## START
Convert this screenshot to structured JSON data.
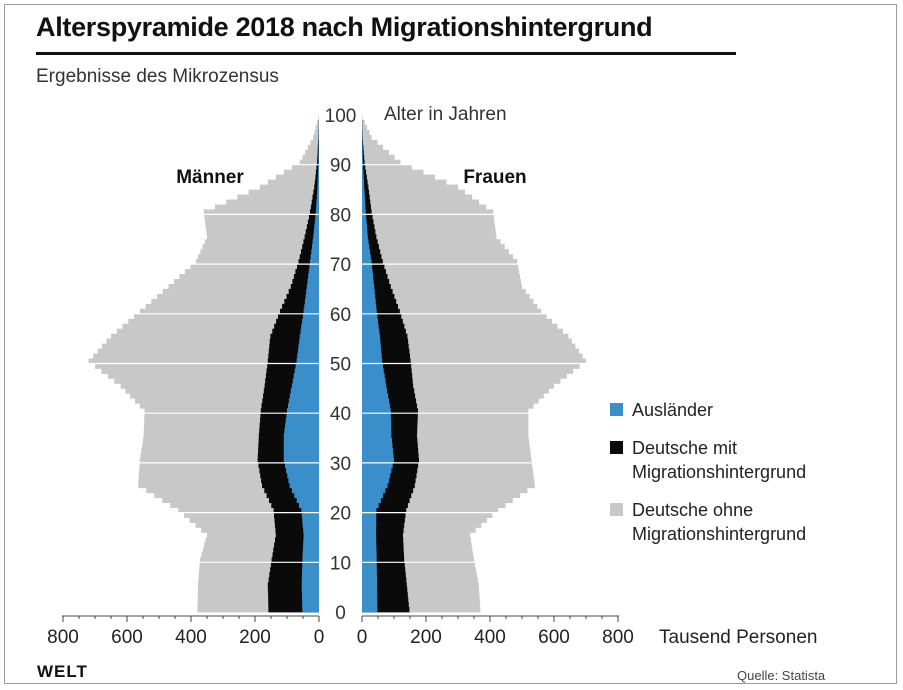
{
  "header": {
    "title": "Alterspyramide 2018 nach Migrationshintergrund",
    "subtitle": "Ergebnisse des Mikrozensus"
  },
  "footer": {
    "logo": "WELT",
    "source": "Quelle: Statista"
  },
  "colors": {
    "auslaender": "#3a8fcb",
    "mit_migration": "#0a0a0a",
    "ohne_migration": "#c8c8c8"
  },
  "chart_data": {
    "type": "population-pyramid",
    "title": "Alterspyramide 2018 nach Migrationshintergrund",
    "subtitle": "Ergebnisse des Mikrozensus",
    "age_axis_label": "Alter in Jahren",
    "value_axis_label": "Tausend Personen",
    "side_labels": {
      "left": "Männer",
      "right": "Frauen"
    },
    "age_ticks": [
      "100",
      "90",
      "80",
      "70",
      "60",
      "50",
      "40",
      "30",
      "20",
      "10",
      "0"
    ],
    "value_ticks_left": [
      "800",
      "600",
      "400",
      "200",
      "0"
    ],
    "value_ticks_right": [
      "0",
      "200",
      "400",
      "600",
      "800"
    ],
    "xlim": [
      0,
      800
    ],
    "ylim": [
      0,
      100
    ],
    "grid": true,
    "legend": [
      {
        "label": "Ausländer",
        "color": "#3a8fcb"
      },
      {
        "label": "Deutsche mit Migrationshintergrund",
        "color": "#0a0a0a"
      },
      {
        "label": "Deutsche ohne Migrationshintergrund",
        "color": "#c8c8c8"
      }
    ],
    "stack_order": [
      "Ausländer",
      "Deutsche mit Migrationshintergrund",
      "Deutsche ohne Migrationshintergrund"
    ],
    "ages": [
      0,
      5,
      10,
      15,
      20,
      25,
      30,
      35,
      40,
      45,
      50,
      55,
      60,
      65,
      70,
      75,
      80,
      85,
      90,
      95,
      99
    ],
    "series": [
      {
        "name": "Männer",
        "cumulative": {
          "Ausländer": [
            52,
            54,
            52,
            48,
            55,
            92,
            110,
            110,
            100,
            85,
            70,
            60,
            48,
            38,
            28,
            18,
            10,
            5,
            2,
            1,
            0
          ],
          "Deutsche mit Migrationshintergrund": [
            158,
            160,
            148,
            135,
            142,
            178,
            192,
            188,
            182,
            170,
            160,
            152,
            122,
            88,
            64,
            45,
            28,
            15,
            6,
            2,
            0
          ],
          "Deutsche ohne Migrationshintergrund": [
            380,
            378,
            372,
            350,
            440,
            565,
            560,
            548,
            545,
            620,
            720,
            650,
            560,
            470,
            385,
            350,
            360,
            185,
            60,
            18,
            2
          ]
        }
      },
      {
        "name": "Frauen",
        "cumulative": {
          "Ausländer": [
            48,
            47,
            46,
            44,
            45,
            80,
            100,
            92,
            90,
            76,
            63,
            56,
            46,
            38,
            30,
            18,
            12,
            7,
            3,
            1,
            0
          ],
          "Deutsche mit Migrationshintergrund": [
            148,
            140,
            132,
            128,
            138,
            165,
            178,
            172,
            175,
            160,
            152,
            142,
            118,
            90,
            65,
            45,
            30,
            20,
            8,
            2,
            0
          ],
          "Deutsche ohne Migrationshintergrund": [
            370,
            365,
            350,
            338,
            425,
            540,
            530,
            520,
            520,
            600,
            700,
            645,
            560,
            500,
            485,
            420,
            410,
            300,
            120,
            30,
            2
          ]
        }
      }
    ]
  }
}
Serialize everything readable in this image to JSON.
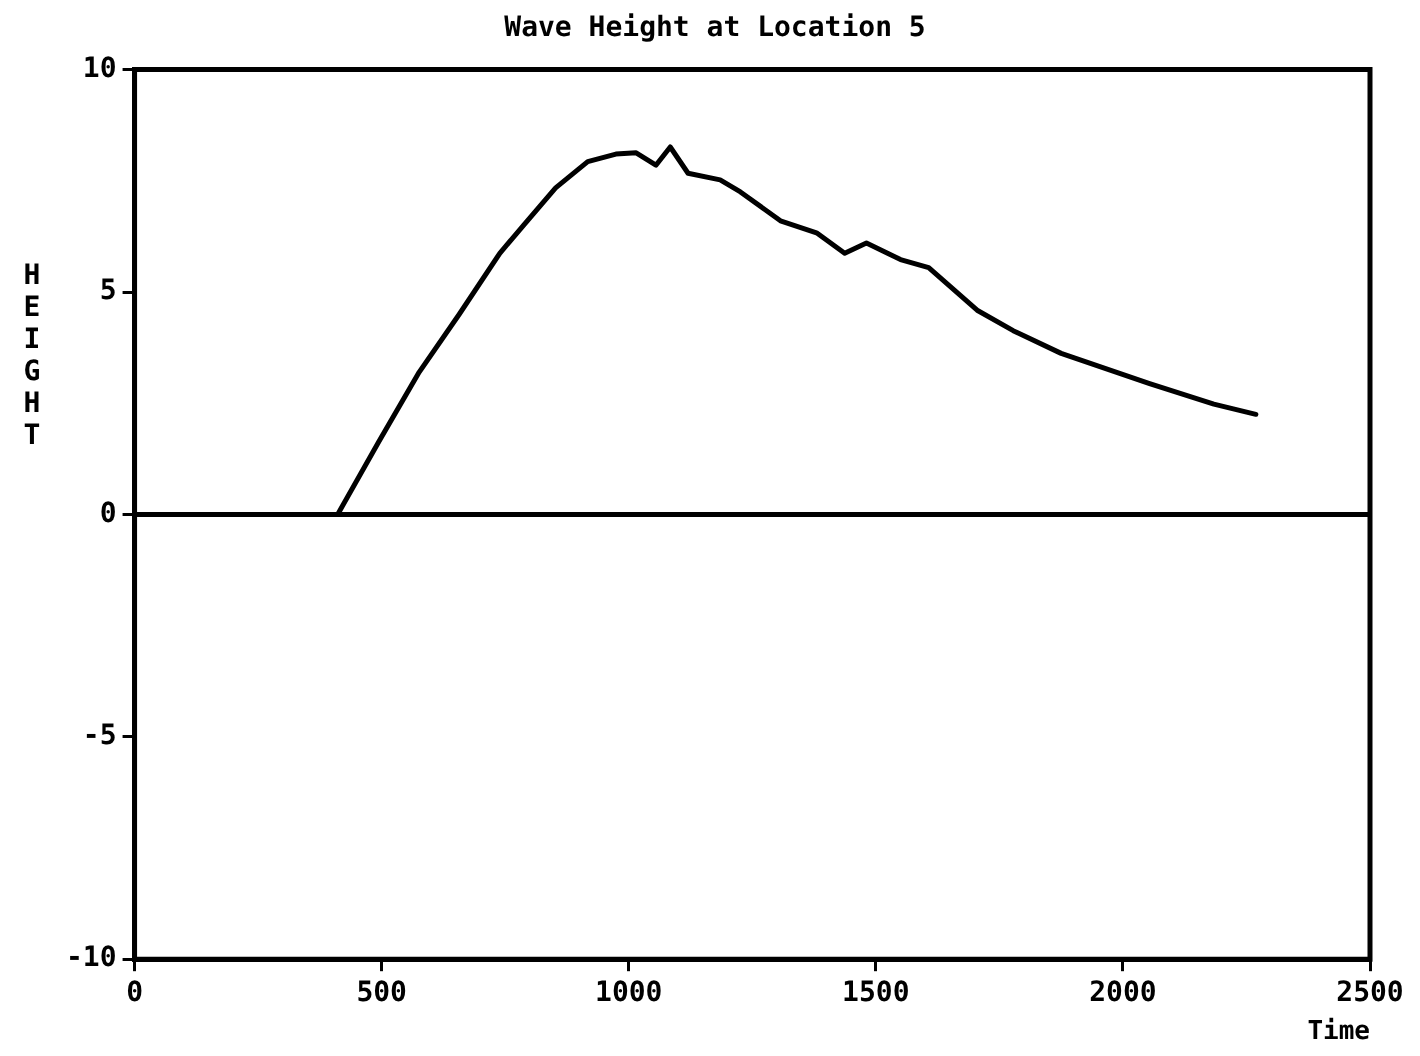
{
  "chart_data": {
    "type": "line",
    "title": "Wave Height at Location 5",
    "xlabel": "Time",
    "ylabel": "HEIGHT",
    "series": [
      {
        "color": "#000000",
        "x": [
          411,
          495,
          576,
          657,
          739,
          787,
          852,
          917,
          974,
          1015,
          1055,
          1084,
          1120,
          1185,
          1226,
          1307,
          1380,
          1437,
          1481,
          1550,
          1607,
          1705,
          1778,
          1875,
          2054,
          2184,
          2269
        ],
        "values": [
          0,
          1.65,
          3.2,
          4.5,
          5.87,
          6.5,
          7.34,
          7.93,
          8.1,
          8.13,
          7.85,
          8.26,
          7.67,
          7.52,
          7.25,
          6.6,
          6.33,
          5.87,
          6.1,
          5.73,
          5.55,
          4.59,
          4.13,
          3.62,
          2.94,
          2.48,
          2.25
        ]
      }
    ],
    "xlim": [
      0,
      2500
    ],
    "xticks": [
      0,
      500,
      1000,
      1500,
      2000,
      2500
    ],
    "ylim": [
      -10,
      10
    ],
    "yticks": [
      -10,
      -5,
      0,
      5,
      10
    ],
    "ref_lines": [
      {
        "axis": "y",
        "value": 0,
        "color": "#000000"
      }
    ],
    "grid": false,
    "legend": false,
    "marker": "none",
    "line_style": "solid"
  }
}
## END
GOAL >> Go through the material above and print all of it exactly, except the pictures.

CORRECT ANSWER >>
Convert this screenshot to structured JSON data.
{
  "header": {
    "title": "Alterspyramide 2018 nach Migrationshintergrund",
    "subtitle": "Ergebnisse des Mikrozensus"
  },
  "footer": {
    "logo": "WELT",
    "source": "Quelle: Statista"
  },
  "colors": {
    "auslaender": "#3a8fcb",
    "mit_migration": "#0a0a0a",
    "ohne_migration": "#c8c8c8"
  },
  "chart_data": {
    "type": "population-pyramid",
    "title": "Alterspyramide 2018 nach Migrationshintergrund",
    "subtitle": "Ergebnisse des Mikrozensus",
    "age_axis_label": "Alter in Jahren",
    "value_axis_label": "Tausend Personen",
    "side_labels": {
      "left": "Männer",
      "right": "Frauen"
    },
    "age_ticks": [
      "100",
      "90",
      "80",
      "70",
      "60",
      "50",
      "40",
      "30",
      "20",
      "10",
      "0"
    ],
    "value_ticks_left": [
      "800",
      "600",
      "400",
      "200",
      "0"
    ],
    "value_ticks_right": [
      "0",
      "200",
      "400",
      "600",
      "800"
    ],
    "xlim": [
      0,
      800
    ],
    "ylim": [
      0,
      100
    ],
    "grid": true,
    "legend": [
      {
        "label": "Ausländer",
        "color": "#3a8fcb"
      },
      {
        "label": "Deutsche mit Migrationshintergrund",
        "color": "#0a0a0a"
      },
      {
        "label": "Deutsche ohne Migrationshintergrund",
        "color": "#c8c8c8"
      }
    ],
    "stack_order": [
      "Ausländer",
      "Deutsche mit Migrationshintergrund",
      "Deutsche ohne Migrationshintergrund"
    ],
    "ages": [
      0,
      5,
      10,
      15,
      20,
      25,
      30,
      35,
      40,
      45,
      50,
      55,
      60,
      65,
      70,
      75,
      80,
      85,
      90,
      95,
      99
    ],
    "series": [
      {
        "name": "Männer",
        "cumulative": {
          "Ausländer": [
            52,
            54,
            52,
            48,
            55,
            92,
            110,
            110,
            100,
            85,
            70,
            60,
            48,
            38,
            28,
            18,
            10,
            5,
            2,
            1,
            0
          ],
          "Deutsche mit Migrationshintergrund": [
            158,
            160,
            148,
            135,
            142,
            178,
            192,
            188,
            182,
            170,
            160,
            152,
            122,
            88,
            64,
            45,
            28,
            15,
            6,
            2,
            0
          ],
          "Deutsche ohne Migrationshintergrund": [
            380,
            378,
            372,
            350,
            440,
            565,
            560,
            548,
            545,
            620,
            720,
            650,
            560,
            470,
            385,
            350,
            360,
            185,
            60,
            18,
            2
          ]
        }
      },
      {
        "name": "Frauen",
        "cumulative": {
          "Ausländer": [
            48,
            47,
            46,
            44,
            45,
            80,
            100,
            92,
            90,
            76,
            63,
            56,
            46,
            38,
            30,
            18,
            12,
            7,
            3,
            1,
            0
          ],
          "Deutsche mit Migrationshintergrund": [
            148,
            140,
            132,
            128,
            138,
            165,
            178,
            172,
            175,
            160,
            152,
            142,
            118,
            90,
            65,
            45,
            30,
            20,
            8,
            2,
            0
          ],
          "Deutsche ohne Migrationshintergrund": [
            370,
            365,
            350,
            338,
            425,
            540,
            530,
            520,
            520,
            600,
            700,
            645,
            560,
            500,
            485,
            420,
            410,
            300,
            120,
            30,
            2
          ]
        }
      }
    ]
  }
}
Serialize everything readable in this image to JSON.
{
  "chart_data": {
    "type": "line",
    "title": "Wave Height at Location 5",
    "xlabel": "Time",
    "ylabel": "HEIGHT",
    "series": [
      {
        "color": "#000000",
        "x": [
          411,
          495,
          576,
          657,
          739,
          787,
          852,
          917,
          974,
          1015,
          1055,
          1084,
          1120,
          1185,
          1226,
          1307,
          1380,
          1437,
          1481,
          1550,
          1607,
          1705,
          1778,
          1875,
          2054,
          2184,
          2269
        ],
        "values": [
          0,
          1.65,
          3.2,
          4.5,
          5.87,
          6.5,
          7.34,
          7.93,
          8.1,
          8.13,
          7.85,
          8.26,
          7.67,
          7.52,
          7.25,
          6.6,
          6.33,
          5.87,
          6.1,
          5.73,
          5.55,
          4.59,
          4.13,
          3.62,
          2.94,
          2.48,
          2.25
        ]
      }
    ],
    "xlim": [
      0,
      2500
    ],
    "xticks": [
      0,
      500,
      1000,
      1500,
      2000,
      2500
    ],
    "ylim": [
      -10,
      10
    ],
    "yticks": [
      -10,
      -5,
      0,
      5,
      10
    ],
    "ref_lines": [
      {
        "axis": "y",
        "value": 0,
        "color": "#000000"
      }
    ],
    "grid": false,
    "legend": false,
    "marker": "none",
    "line_style": "solid"
  }
}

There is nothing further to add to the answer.